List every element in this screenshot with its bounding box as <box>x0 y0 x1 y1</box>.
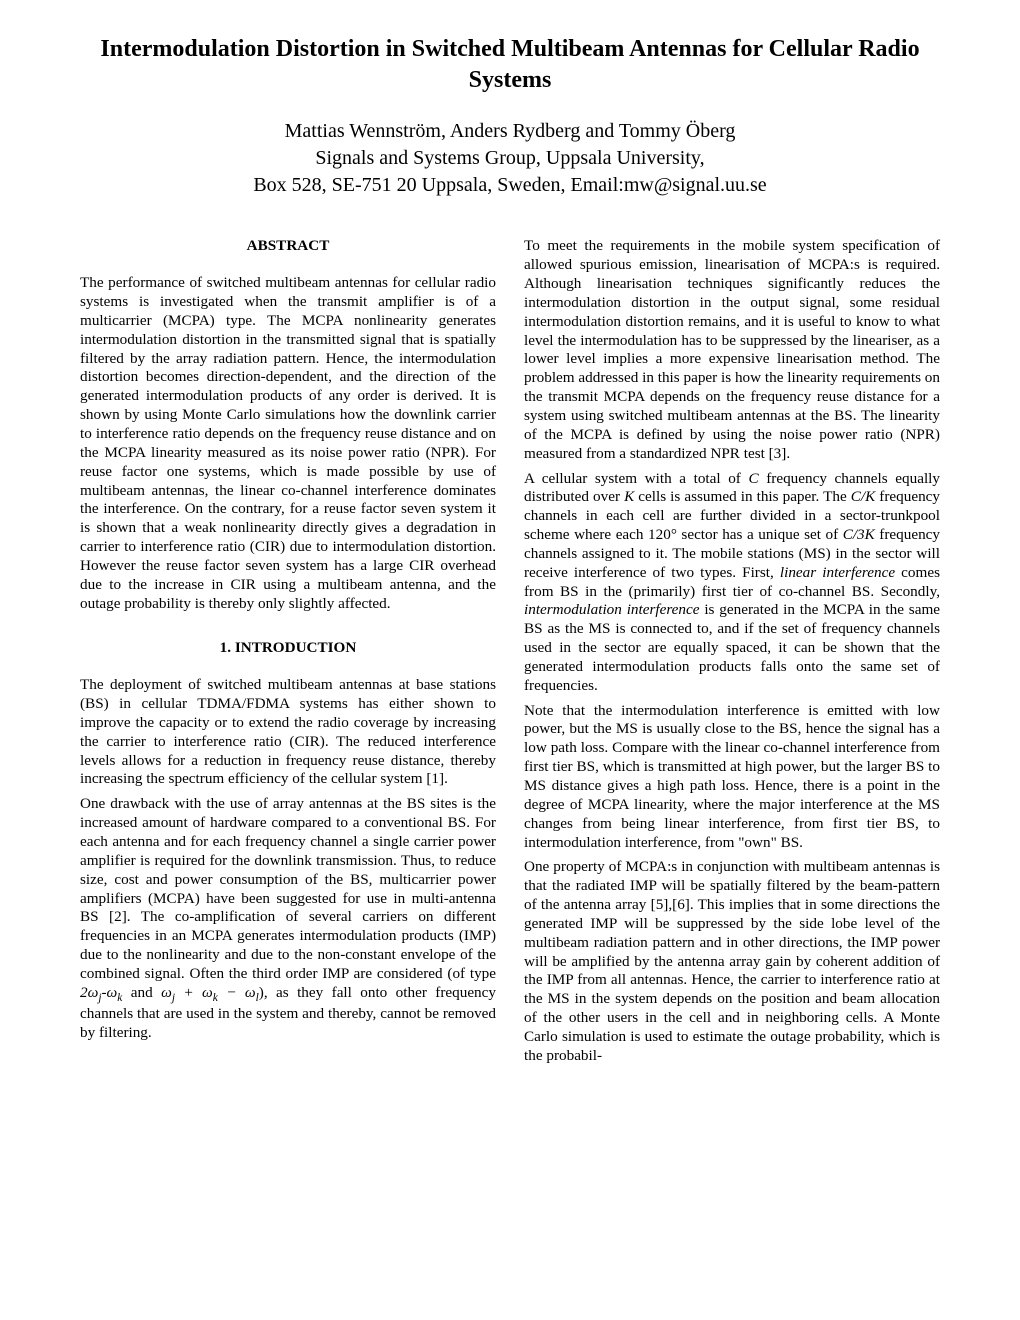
col2-paragraph-4: One property of MCPA:s in conjunction wi… <box>524 858 940 1065</box>
col2-p2c: cells is assumed in this paper. The <box>634 488 851 505</box>
intro-p2b: ), as they fall onto other frequency cha… <box>80 984 496 1041</box>
authors-line-3: Box 528, SE-751 20 Uppsala, Sweden, Emai… <box>253 174 766 196</box>
paper-authors: Mattias Wennström, Anders Rydberg and To… <box>80 118 940 199</box>
section-1-heading: 1. INTRODUCTION <box>80 639 496 658</box>
intro-paragraph-1: The deployment of switched multibeam ant… <box>80 676 496 789</box>
math-C: C <box>748 470 758 487</box>
math-2wj-wk: 2ωj-ωk <box>80 984 122 1001</box>
paper-title: Intermodulation Distortion in Switched M… <box>80 34 940 96</box>
abstract-heading: ABSTRACT <box>80 237 496 256</box>
math-wj-wk-wl: ωj + ωk − ωl <box>161 984 259 1001</box>
intermod-interference-term: intermodulation interference <box>524 601 700 618</box>
col2-paragraph-2: A cellular system with a total of C freq… <box>524 470 940 696</box>
col2-paragraph-3: Note that the intermodulation interferen… <box>524 702 940 853</box>
authors-line-1: Mattias Wennström, Anders Rydberg and To… <box>285 120 736 142</box>
col2-p2a: A cellular system with a total of <box>524 470 748 487</box>
abstract-text: The performance of switched multibeam an… <box>80 274 496 613</box>
math-K: K <box>624 488 634 505</box>
paper-page: Intermodulation Distortion in Switched M… <box>0 0 1020 1320</box>
math-C3K: C/3K <box>843 526 875 543</box>
col2-paragraph-1: To meet the requirements in the mobile s… <box>524 237 940 463</box>
intro-p2a: One drawback with the use of array anten… <box>80 795 496 982</box>
two-column-body: ABSTRACT The performance of switched mul… <box>80 237 940 1065</box>
linear-interference-term: linear interference <box>780 564 895 581</box>
math-CK: C/K <box>851 488 875 505</box>
intro-paragraph-2: One drawback with the use of array anten… <box>80 795 496 1042</box>
authors-line-2: Signals and Systems Group, Uppsala Unive… <box>315 147 704 169</box>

┄┄┄┄┄┄

▸ **WORK ORDER**:
Without any of its pictures, the listing is to be repeated exactly as it stands.

▸ **THE COMPLETED TASK**:
List every element in this screenshot with its bounding box as <box>x0 y0 x1 y1</box>.
col2-paragraph-4: One property of MCPA:s in conjunction wi… <box>524 858 940 1065</box>
col2-p2c: cells is assumed in this paper. The <box>634 488 851 505</box>
intro-p2b: ), as they fall onto other frequency cha… <box>80 984 496 1041</box>
authors-line-3: Box 528, SE-751 20 Uppsala, Sweden, Emai… <box>253 174 766 196</box>
paper-authors: Mattias Wennström, Anders Rydberg and To… <box>80 118 940 199</box>
section-1-heading: 1. INTRODUCTION <box>80 639 496 658</box>
intro-paragraph-1: The deployment of switched multibeam ant… <box>80 676 496 789</box>
math-C: C <box>748 470 758 487</box>
math-2wj-wk: 2ωj-ωk <box>80 984 122 1001</box>
paper-title: Intermodulation Distortion in Switched M… <box>80 34 940 96</box>
abstract-heading: ABSTRACT <box>80 237 496 256</box>
math-wj-wk-wl: ωj + ωk − ωl <box>161 984 259 1001</box>
intermod-interference-term: intermodulation interference <box>524 601 700 618</box>
col2-paragraph-2: A cellular system with a total of C freq… <box>524 470 940 696</box>
col2-paragraph-3: Note that the intermodulation interferen… <box>524 702 940 853</box>
authors-line-1: Mattias Wennström, Anders Rydberg and To… <box>285 120 736 142</box>
col2-p2a: A cellular system with a total of <box>524 470 748 487</box>
abstract-text: The performance of switched multibeam an… <box>80 274 496 613</box>
math-K: K <box>624 488 634 505</box>
paper-page: Intermodulation Distortion in Switched M… <box>0 0 1020 1320</box>
math-C3K: C/3K <box>843 526 875 543</box>
col2-paragraph-1: To meet the requirements in the mobile s… <box>524 237 940 463</box>
intro-p2a: One drawback with the use of array anten… <box>80 795 496 982</box>
two-column-body: ABSTRACT The performance of switched mul… <box>80 237 940 1065</box>
linear-interference-term: linear interference <box>780 564 895 581</box>
math-CK: C/K <box>851 488 875 505</box>
intro-paragraph-2: One drawback with the use of array anten… <box>80 795 496 1042</box>
authors-line-2: Signals and Systems Group, Uppsala Unive… <box>315 147 704 169</box>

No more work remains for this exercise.